**Items from a figure collection**.

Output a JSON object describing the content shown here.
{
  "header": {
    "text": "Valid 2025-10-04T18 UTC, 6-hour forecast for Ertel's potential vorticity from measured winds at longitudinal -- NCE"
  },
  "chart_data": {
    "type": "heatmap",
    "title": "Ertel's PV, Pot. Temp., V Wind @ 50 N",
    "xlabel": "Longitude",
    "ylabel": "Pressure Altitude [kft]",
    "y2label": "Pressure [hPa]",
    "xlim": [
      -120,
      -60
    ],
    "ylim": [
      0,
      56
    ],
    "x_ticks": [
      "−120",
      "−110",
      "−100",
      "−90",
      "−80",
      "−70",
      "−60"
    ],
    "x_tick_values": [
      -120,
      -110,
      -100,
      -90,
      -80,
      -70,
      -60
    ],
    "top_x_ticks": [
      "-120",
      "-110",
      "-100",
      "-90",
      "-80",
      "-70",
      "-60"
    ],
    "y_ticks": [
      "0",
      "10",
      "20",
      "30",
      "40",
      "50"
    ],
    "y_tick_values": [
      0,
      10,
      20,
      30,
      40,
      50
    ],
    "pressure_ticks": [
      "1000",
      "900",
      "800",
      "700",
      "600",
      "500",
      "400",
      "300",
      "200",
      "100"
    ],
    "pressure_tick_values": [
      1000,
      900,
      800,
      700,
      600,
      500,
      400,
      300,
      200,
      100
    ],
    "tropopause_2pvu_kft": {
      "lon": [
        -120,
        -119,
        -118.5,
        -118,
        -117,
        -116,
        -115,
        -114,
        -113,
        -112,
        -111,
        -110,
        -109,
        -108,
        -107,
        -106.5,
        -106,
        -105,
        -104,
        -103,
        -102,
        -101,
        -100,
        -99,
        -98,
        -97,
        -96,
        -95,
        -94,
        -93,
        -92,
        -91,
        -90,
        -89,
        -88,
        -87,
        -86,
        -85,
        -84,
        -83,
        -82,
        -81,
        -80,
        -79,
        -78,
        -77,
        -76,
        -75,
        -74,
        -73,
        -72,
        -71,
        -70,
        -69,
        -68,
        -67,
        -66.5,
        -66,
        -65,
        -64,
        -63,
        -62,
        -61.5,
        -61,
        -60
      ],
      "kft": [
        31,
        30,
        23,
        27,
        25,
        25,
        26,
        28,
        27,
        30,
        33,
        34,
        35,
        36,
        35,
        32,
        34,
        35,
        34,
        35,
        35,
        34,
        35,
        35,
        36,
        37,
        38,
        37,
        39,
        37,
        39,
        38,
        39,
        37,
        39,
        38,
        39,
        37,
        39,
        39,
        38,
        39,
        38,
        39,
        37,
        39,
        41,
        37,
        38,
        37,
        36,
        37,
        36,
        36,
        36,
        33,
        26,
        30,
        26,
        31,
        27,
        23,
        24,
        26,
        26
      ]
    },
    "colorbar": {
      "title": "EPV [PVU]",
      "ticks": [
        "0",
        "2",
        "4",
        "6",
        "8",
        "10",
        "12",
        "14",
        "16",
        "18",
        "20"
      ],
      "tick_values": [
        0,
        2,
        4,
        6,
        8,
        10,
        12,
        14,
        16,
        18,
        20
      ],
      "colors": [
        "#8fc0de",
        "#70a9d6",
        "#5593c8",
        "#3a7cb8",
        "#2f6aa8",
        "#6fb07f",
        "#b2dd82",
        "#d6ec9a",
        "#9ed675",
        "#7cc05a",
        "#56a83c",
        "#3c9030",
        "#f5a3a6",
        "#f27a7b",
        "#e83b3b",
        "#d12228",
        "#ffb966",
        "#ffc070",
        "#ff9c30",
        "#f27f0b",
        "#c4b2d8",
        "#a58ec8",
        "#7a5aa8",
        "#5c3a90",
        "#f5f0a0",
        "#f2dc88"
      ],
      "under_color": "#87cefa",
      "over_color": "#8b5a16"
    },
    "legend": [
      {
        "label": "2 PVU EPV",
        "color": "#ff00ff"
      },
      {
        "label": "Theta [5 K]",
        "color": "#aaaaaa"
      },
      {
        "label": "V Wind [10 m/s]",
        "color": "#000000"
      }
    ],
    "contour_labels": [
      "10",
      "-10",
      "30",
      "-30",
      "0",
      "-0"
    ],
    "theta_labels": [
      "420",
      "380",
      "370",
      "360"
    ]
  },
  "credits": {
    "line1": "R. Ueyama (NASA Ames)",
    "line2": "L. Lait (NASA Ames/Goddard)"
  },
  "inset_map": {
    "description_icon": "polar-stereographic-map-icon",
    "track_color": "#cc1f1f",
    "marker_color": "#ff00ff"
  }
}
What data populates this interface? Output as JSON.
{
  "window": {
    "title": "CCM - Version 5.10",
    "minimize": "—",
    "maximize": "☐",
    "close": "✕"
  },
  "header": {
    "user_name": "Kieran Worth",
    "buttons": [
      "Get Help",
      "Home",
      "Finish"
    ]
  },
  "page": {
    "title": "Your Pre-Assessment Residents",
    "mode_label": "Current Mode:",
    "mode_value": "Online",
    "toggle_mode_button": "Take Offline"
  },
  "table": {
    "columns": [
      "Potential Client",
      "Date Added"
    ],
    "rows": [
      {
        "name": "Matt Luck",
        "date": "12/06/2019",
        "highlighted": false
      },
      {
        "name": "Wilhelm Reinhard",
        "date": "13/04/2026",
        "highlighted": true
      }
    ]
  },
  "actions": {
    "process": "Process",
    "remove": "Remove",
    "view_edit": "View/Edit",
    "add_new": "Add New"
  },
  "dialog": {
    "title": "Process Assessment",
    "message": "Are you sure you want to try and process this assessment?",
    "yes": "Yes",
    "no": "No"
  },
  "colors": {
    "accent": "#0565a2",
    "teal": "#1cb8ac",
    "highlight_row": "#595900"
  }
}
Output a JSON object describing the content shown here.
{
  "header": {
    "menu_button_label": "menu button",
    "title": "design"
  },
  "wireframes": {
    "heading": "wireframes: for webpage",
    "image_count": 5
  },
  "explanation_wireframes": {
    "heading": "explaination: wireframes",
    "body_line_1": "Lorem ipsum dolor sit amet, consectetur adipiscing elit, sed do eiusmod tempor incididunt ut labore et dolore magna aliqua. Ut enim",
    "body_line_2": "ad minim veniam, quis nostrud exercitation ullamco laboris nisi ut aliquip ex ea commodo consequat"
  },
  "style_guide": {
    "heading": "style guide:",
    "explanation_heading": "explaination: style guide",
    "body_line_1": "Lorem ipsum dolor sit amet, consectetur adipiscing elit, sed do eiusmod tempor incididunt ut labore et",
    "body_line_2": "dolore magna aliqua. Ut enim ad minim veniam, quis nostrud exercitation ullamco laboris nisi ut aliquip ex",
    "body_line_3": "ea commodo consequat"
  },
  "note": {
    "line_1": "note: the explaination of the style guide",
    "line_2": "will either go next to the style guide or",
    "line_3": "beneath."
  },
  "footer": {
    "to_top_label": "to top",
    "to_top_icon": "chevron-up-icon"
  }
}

**REQUEST**. Select the lines that carry the string "exercitation" and copy them.

**ANSWER TO THE EXERCISE**.
    "body_line_2": "ad minim veniam, quis nostrud exercitation ullamco laboris nisi ut aliquip ex ea commodo consequat"
    "body_line_2": "dolore magna aliqua. Ut enim ad minim veniam, quis nostrud exercitation ullamco laboris nisi ut aliquip ex",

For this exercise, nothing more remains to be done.